Directions: Copy every record word for word.

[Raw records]
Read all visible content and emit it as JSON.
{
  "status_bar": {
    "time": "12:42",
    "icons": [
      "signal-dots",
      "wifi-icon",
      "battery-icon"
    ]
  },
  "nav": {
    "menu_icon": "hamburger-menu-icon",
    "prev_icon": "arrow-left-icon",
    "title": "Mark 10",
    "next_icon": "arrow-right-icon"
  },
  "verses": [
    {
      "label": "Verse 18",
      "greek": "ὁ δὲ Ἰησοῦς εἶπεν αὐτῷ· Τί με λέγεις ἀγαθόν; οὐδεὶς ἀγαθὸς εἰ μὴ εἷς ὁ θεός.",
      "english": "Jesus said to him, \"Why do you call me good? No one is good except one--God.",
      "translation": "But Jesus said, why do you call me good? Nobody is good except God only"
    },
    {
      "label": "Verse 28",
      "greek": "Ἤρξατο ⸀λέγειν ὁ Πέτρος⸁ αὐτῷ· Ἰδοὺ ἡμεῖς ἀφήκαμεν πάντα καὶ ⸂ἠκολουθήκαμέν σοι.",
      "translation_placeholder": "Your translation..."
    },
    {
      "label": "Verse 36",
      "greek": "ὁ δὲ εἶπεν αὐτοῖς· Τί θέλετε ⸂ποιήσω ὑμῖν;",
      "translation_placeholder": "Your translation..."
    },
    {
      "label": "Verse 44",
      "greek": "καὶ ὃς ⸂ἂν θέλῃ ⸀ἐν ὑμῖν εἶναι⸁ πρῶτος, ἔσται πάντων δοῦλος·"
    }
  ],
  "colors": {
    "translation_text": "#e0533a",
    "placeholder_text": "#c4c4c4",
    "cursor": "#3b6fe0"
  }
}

Answer for this exercise:
Read all visible content and emit it as JSON.
{
  "status_bar": {
    "time": "12:42",
    "icons": [
      "signal-dots",
      "wifi-icon",
      "battery-icon"
    ]
  },
  "nav": {
    "menu_icon": "hamburger-menu-icon",
    "prev_icon": "arrow-left-icon",
    "title": "Mark 10",
    "next_icon": "arrow-right-icon"
  },
  "verses": [
    {
      "label": "Verse 18",
      "greek": "ὁ δὲ Ἰησοῦς εἶπεν αὐτῷ· Τί με λέγεις ἀγαθόν; οὐδεὶς ἀγαθὸς εἰ μὴ εἷς ὁ θεός.",
      "english": "Jesus said to him, \"Why do you call me good? No one is good except one--God.",
      "translation": "But Jesus said, why do you call me good? Nobody is good except God only"
    },
    {
      "label": "Verse 28",
      "greek": "Ἤρξατο ⸀λέγειν ὁ Πέτρος⸁ αὐτῷ· Ἰδοὺ ἡμεῖς ἀφήκαμεν πάντα καὶ ⸂ἠκολουθήκαμέν σοι.",
      "translation_placeholder": "Your translation..."
    },
    {
      "label": "Verse 36",
      "greek": "ὁ δὲ εἶπεν αὐτοῖς· Τί θέλετε ⸂ποιήσω ὑμῖν;",
      "translation_placeholder": "Your translation..."
    },
    {
      "label": "Verse 44",
      "greek": "καὶ ὃς ⸂ἂν θέλῃ ⸀ἐν ὑμῖν εἶναι⸁ πρῶτος, ἔσται πάντων δοῦλος·"
    }
  ],
  "colors": {
    "translation_text": "#e0533a",
    "placeholder_text": "#c4c4c4",
    "cursor": "#3b6fe0"
  }
}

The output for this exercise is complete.